··· Input records

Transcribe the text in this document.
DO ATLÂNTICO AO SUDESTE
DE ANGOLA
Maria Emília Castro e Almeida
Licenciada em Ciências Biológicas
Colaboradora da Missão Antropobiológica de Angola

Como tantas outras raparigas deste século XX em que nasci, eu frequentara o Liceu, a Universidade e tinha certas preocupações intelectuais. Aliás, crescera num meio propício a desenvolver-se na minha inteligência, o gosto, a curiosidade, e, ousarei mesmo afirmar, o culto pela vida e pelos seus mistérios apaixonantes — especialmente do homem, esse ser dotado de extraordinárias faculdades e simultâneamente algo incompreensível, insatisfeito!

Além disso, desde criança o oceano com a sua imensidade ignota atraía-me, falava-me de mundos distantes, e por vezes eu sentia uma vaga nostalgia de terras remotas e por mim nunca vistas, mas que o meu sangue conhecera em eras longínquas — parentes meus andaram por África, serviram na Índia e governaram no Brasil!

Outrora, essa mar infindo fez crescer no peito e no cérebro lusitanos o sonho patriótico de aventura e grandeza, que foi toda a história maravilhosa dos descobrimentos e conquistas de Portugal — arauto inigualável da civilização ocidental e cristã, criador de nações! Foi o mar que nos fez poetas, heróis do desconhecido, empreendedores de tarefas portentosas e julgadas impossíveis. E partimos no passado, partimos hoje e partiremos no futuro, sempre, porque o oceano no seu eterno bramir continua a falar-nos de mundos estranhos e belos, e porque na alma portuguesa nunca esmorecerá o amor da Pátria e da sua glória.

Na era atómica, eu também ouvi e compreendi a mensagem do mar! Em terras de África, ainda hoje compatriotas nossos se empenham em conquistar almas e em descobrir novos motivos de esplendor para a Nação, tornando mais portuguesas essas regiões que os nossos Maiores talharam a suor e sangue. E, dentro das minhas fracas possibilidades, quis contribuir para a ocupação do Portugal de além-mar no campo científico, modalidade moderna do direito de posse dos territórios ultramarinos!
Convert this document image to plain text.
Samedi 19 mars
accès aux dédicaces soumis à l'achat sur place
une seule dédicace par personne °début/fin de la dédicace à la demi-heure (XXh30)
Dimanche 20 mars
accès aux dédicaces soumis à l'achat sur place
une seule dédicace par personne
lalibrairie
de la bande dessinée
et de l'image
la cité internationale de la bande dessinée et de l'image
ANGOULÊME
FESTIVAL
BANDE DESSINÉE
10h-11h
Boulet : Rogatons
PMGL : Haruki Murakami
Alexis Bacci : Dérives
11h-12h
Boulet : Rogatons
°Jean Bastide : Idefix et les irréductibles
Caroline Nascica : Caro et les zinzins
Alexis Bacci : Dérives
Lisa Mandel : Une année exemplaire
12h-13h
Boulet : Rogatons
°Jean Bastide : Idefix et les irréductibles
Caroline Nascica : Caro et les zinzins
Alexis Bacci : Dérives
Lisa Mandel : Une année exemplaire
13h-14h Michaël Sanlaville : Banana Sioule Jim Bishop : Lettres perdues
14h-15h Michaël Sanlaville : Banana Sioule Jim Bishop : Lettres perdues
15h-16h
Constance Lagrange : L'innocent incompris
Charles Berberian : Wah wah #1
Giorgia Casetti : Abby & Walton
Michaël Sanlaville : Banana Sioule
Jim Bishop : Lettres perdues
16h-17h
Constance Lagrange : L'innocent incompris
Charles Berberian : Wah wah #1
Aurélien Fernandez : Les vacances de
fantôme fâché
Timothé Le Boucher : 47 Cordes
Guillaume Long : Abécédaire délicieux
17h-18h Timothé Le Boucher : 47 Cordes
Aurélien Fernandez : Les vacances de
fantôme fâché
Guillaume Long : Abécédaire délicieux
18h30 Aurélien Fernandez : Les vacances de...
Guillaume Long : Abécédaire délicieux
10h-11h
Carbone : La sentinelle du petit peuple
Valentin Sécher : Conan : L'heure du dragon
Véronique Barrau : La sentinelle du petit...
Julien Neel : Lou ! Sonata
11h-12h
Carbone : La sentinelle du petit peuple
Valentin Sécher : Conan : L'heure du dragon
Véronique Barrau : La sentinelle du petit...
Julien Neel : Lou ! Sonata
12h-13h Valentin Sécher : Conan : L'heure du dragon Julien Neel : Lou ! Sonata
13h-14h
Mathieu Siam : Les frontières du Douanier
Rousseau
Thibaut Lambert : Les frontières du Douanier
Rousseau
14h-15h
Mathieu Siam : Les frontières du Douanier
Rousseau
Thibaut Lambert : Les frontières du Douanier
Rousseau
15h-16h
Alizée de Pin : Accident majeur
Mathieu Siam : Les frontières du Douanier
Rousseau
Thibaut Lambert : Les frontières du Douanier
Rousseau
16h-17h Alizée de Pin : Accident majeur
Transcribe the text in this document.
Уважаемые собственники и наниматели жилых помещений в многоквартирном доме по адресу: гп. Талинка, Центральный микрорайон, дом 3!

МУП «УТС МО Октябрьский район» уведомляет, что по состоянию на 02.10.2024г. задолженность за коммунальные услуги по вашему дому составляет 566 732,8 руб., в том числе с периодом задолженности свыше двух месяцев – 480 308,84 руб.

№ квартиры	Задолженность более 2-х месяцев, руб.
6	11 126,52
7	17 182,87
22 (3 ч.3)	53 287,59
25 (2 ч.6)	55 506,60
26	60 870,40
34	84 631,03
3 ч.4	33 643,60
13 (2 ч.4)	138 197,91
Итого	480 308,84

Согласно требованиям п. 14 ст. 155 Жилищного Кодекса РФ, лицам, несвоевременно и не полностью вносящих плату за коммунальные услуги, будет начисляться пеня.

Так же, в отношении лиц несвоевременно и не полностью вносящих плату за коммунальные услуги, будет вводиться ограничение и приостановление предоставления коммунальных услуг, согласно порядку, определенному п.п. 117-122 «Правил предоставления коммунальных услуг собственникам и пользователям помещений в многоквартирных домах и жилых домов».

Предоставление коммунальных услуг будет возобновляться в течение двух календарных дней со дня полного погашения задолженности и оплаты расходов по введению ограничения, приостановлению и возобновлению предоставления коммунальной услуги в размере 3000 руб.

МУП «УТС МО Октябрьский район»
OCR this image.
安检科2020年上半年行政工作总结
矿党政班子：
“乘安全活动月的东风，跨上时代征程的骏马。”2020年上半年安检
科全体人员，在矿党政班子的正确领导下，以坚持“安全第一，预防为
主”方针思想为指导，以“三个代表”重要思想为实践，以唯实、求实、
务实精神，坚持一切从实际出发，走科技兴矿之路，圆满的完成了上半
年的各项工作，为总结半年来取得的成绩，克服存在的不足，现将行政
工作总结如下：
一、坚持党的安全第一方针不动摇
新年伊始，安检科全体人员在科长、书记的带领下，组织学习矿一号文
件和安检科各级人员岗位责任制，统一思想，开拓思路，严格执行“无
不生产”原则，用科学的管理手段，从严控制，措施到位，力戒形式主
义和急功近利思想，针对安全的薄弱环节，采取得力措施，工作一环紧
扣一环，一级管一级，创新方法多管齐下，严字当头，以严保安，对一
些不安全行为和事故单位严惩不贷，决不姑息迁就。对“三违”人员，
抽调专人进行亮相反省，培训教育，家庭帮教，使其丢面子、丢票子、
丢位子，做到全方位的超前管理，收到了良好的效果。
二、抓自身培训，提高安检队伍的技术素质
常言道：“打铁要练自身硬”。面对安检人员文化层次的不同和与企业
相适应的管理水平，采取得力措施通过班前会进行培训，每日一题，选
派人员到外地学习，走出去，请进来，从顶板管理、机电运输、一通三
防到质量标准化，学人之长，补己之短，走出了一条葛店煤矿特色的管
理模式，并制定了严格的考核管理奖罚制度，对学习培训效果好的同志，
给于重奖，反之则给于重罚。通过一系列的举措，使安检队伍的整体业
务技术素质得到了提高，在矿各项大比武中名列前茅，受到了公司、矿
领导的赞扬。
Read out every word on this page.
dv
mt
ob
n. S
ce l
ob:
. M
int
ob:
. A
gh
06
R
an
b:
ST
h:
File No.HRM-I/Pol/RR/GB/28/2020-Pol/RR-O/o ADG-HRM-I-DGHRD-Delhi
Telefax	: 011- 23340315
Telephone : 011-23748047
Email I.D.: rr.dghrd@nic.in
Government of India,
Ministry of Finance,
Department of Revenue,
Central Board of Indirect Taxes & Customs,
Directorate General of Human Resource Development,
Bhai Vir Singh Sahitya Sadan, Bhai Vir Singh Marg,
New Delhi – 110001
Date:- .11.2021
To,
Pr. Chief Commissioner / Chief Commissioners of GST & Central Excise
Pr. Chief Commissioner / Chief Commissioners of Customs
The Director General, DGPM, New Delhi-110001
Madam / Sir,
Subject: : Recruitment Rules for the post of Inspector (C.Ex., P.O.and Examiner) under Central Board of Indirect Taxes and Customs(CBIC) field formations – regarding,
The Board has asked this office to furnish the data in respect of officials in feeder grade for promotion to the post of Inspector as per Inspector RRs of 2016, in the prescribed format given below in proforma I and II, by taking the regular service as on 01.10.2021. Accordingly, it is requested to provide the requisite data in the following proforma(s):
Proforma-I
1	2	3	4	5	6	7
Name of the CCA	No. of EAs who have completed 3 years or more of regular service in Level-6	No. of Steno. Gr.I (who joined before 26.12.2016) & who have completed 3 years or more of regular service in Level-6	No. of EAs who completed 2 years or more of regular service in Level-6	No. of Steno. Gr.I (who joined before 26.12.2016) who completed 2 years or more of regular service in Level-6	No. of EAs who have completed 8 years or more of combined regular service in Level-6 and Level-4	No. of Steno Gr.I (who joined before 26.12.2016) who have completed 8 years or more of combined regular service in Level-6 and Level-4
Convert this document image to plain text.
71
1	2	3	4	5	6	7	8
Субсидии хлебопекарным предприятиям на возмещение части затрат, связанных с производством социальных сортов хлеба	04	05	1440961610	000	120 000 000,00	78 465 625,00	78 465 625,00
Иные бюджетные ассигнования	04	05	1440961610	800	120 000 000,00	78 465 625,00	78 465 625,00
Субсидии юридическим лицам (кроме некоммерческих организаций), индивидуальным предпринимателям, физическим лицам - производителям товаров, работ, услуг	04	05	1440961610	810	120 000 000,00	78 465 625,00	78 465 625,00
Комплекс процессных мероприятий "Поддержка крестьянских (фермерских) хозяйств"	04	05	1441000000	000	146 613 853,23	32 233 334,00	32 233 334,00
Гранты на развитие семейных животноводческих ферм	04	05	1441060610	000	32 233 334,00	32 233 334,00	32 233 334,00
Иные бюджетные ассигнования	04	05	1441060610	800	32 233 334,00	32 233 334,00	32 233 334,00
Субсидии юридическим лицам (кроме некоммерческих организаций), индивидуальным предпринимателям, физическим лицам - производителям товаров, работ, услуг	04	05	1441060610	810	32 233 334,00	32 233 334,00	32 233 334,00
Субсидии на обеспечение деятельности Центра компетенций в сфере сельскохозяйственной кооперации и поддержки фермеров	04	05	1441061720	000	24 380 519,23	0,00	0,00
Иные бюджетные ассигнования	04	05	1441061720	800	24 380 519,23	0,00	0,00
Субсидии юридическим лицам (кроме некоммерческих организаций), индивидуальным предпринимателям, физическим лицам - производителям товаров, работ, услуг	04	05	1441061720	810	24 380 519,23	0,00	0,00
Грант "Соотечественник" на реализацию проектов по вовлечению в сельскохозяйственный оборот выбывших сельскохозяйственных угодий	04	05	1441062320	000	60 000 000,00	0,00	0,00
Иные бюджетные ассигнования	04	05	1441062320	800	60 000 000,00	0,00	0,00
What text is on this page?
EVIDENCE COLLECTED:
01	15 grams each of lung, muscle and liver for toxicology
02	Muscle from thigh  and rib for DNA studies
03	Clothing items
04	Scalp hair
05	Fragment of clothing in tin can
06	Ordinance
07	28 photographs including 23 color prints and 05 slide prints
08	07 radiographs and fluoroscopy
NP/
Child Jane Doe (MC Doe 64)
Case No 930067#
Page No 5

······

Task requirements →
Show all lines in the entries above where the string "this" appears.

Reply →
Transcribe the text in this document.
Convert this document image to plain text.
Transcribe the text in this document.
OCR this image.
Read out every word on this page.
The Board has asked this office to furnish the data in respect of officials in feeder grade for promotion to the post of Inspector as per Inspector RRs of 2016, in the prescribed format given below in proforma I and II, by taking the regular service as on 01.10.2021. Accordingly, it is requested to provide the requisite data in the following proforma(s):
Convert this document image to plain text.
What text is on this page?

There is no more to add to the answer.